----- Given entries -----

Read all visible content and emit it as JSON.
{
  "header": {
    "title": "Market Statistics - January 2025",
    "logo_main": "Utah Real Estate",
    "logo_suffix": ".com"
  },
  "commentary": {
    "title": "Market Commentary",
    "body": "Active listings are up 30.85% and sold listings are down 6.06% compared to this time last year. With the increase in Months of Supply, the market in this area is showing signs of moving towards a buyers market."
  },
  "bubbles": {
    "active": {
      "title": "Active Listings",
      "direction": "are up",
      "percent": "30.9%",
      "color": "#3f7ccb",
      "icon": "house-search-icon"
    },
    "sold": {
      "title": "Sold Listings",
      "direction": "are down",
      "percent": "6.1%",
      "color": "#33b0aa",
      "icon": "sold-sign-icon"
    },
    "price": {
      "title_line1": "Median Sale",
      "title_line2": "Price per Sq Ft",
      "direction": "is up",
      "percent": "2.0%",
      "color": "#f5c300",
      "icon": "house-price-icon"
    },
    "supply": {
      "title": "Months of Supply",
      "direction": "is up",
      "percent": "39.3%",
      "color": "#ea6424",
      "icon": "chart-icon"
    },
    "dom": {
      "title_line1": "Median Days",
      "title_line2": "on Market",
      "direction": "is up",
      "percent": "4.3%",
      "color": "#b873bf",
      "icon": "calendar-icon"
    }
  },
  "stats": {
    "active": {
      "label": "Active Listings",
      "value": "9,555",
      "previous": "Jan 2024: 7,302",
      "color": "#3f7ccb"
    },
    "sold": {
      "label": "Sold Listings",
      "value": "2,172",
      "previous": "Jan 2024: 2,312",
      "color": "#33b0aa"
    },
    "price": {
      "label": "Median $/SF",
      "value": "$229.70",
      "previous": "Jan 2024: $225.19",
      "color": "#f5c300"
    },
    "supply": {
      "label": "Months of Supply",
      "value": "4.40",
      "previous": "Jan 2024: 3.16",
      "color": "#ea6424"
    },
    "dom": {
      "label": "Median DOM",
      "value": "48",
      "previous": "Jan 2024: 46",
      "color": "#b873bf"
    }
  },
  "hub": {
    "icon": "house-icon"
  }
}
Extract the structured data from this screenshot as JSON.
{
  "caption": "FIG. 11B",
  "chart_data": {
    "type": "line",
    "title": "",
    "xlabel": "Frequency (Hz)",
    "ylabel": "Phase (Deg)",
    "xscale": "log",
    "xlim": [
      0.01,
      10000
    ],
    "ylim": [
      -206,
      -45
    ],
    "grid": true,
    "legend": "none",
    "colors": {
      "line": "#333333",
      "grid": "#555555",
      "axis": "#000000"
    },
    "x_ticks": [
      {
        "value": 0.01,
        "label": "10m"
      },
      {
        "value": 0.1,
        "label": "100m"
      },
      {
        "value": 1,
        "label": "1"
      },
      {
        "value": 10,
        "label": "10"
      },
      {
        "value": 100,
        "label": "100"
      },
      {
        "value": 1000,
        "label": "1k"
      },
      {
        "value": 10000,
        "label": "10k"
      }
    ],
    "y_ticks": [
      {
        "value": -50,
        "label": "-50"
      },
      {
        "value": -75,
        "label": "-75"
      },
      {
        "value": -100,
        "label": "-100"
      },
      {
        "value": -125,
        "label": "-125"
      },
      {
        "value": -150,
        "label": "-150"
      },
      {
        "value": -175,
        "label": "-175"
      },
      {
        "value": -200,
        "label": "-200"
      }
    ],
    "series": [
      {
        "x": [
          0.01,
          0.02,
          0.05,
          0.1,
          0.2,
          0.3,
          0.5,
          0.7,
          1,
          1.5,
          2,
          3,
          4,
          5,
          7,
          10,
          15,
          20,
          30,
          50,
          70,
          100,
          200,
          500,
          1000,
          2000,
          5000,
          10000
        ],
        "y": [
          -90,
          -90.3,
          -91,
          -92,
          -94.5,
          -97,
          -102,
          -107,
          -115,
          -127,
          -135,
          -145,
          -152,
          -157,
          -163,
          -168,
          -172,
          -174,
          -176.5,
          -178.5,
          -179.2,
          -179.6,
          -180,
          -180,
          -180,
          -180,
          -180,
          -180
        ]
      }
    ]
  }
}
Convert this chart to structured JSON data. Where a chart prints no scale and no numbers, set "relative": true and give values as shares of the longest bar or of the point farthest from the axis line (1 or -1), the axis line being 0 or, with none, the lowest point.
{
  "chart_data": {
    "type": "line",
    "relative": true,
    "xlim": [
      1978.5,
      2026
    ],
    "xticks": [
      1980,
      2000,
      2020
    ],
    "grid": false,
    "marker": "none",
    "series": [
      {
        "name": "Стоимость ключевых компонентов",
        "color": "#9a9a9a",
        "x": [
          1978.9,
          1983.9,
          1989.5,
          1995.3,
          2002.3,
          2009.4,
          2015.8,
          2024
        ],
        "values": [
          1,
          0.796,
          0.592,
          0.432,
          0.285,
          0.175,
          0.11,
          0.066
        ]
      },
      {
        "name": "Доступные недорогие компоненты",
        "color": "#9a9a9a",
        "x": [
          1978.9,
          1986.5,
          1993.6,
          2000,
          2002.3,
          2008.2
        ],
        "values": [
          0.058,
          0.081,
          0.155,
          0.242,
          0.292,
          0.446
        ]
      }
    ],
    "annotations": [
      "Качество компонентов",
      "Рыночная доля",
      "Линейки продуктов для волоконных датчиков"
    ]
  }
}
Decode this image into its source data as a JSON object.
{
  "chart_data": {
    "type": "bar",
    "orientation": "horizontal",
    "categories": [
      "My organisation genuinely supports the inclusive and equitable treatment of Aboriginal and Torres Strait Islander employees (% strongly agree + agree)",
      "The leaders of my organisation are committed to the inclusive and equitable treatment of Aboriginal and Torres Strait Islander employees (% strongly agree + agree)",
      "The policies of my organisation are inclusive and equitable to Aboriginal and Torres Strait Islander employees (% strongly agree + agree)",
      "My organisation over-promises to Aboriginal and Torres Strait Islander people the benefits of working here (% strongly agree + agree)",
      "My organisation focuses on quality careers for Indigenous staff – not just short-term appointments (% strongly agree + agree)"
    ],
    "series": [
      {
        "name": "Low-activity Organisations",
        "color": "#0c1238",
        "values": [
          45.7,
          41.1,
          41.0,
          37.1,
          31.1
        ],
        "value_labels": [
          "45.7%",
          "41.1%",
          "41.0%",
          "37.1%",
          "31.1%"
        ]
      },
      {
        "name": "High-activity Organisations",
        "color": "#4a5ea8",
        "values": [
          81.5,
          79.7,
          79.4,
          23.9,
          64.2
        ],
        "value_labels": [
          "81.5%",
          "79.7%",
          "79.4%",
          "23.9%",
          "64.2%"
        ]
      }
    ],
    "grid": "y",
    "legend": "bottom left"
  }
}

-----

_Task to complete_
Repeat the data above, word for word.

_Full response_
Read all visible content and emit it as JSON.
{
  "header": {
    "title": "Market Statistics - January 2025",
    "logo_main": "Utah Real Estate",
    "logo_suffix": ".com"
  },
  "commentary": {
    "title": "Market Commentary",
    "body": "Active listings are up 30.85% and sold listings are down 6.06% compared to this time last year. With the increase in Months of Supply, the market in this area is showing signs of moving towards a buyers market."
  },
  "bubbles": {
    "active": {
      "title": "Active Listings",
      "direction": "are up",
      "percent": "30.9%",
      "color": "#3f7ccb",
      "icon": "house-search-icon"
    },
    "sold": {
      "title": "Sold Listings",
      "direction": "are down",
      "percent": "6.1%",
      "color": "#33b0aa",
      "icon": "sold-sign-icon"
    },
    "price": {
      "title_line1": "Median Sale",
      "title_line2": "Price per Sq Ft",
      "direction": "is up",
      "percent": "2.0%",
      "color": "#f5c300",
      "icon": "house-price-icon"
    },
    "supply": {
      "title": "Months of Supply",
      "direction": "is up",
      "percent": "39.3%",
      "color": "#ea6424",
      "icon": "chart-icon"
    },
    "dom": {
      "title_line1": "Median Days",
      "title_line2": "on Market",
      "direction": "is up",
      "percent": "4.3%",
      "color": "#b873bf",
      "icon": "calendar-icon"
    }
  },
  "stats": {
    "active": {
      "label": "Active Listings",
      "value": "9,555",
      "previous": "Jan 2024: 7,302",
      "color": "#3f7ccb"
    },
    "sold": {
      "label": "Sold Listings",
      "value": "2,172",
      "previous": "Jan 2024: 2,312",
      "color": "#33b0aa"
    },
    "price": {
      "label": "Median $/SF",
      "value": "$229.70",
      "previous": "Jan 2024: $225.19",
      "color": "#f5c300"
    },
    "supply": {
      "label": "Months of Supply",
      "value": "4.40",
      "previous": "Jan 2024: 3.16",
      "color": "#ea6424"
    },
    "dom": {
      "label": "Median DOM",
      "value": "48",
      "previous": "Jan 2024: 46",
      "color": "#b873bf"
    }
  },
  "hub": {
    "icon": "house-icon"
  }
}
Extract the structured data from this screenshot as JSON.
{
  "caption": "FIG. 11B",
  "chart_data": {
    "type": "line",
    "title": "",
    "xlabel": "Frequency (Hz)",
    "ylabel": "Phase (Deg)",
    "xscale": "log",
    "xlim": [
      0.01,
      10000
    ],
    "ylim": [
      -206,
      -45
    ],
    "grid": true,
    "legend": "none",
    "colors": {
      "line": "#333333",
      "grid": "#555555",
      "axis": "#000000"
    },
    "x_ticks": [
      {
        "value": 0.01,
        "label": "10m"
      },
      {
        "value": 0.1,
        "label": "100m"
      },
      {
        "value": 1,
        "label": "1"
      },
      {
        "value": 10,
        "label": "10"
      },
      {
        "value": 100,
        "label": "100"
      },
      {
        "value": 1000,
        "label": "1k"
      },
      {
        "value": 10000,
        "label": "10k"
      }
    ],
    "y_ticks": [
      {
        "value": -50,
        "label": "-50"
      },
      {
        "value": -75,
        "label": "-75"
      },
      {
        "value": -100,
        "label": "-100"
      },
      {
        "value": -125,
        "label": "-125"
      },
      {
        "value": -150,
        "label": "-150"
      },
      {
        "value": -175,
        "label": "-175"
      },
      {
        "value": -200,
        "label": "-200"
      }
    ],
    "series": [
      {
        "x": [
          0.01,
          0.02,
          0.05,
          0.1,
          0.2,
          0.3,
          0.5,
          0.7,
          1,
          1.5,
          2,
          3,
          4,
          5,
          7,
          10,
          15,
          20,
          30,
          50,
          70,
          100,
          200,
          500,
          1000,
          2000,
          5000,
          10000
        ],
        "y": [
          -90,
          -90.3,
          -91,
          -92,
          -94.5,
          -97,
          -102,
          -107,
          -115,
          -127,
          -135,
          -145,
          -152,
          -157,
          -163,
          -168,
          -172,
          -174,
          -176.5,
          -178.5,
          -179.2,
          -179.6,
          -180,
          -180,
          -180,
          -180,
          -180,
          -180
        ]
      }
    ]
  }
}
Convert this chart to structured JSON data. Where a chart prints no scale and no numbers, set "relative": true and give values as shares of the longest bar or of the point farthest from the axis line (1 or -1), the axis line being 0 or, with none, the lowest point.
{
  "chart_data": {
    "type": "line",
    "relative": true,
    "xlim": [
      1978.5,
      2026
    ],
    "xticks": [
      1980,
      2000,
      2020
    ],
    "grid": false,
    "marker": "none",
    "series": [
      {
        "name": "Стоимость ключевых компонентов",
        "color": "#9a9a9a",
        "x": [
          1978.9,
          1983.9,
          1989.5,
          1995.3,
          2002.3,
          2009.4,
          2015.8,
          2024
        ],
        "values": [
          1,
          0.796,
          0.592,
          0.432,
          0.285,
          0.175,
          0.11,
          0.066
        ]
      },
      {
        "name": "Доступные недорогие компоненты",
        "color": "#9a9a9a",
        "x": [
          1978.9,
          1986.5,
          1993.6,
          2000,
          2002.3,
          2008.2
        ],
        "values": [
          0.058,
          0.081,
          0.155,
          0.242,
          0.292,
          0.446
        ]
      }
    ],
    "annotations": [
      "Качество компонентов",
      "Рыночная доля",
      "Линейки продуктов для волоконных датчиков"
    ]
  }
}
Decode this image into its source data as a JSON object.
{
  "chart_data": {
    "type": "bar",
    "orientation": "horizontal",
    "categories": [
      "My organisation genuinely supports the inclusive and equitable treatment of Aboriginal and Torres Strait Islander employees (% strongly agree + agree)",
      "The leaders of my organisation are committed to the inclusive and equitable treatment of Aboriginal and Torres Strait Islander employees (% strongly agree + agree)",
      "The policies of my organisation are inclusive and equitable to Aboriginal and Torres Strait Islander employees (% strongly agree + agree)",
      "My organisation over-promises to Aboriginal and Torres Strait Islander people the benefits of working here (% strongly agree + agree)",
      "My organisation focuses on quality careers for Indigenous staff – not just short-term appointments (% strongly agree + agree)"
    ],
    "series": [
      {
        "name": "Low-activity Organisations",
        "color": "#0c1238",
        "values": [
          45.7,
          41.1,
          41.0,
          37.1,
          31.1
        ],
        "value_labels": [
          "45.7%",
          "41.1%",
          "41.0%",
          "37.1%",
          "31.1%"
        ]
      },
      {
        "name": "High-activity Organisations",
        "color": "#4a5ea8",
        "values": [
          81.5,
          79.7,
          79.4,
          23.9,
          64.2
        ],
        "value_labels": [
          "81.5%",
          "79.7%",
          "79.4%",
          "23.9%",
          "64.2%"
        ]
      }
    ],
    "grid": "y",
    "legend": "bottom left"
  }
}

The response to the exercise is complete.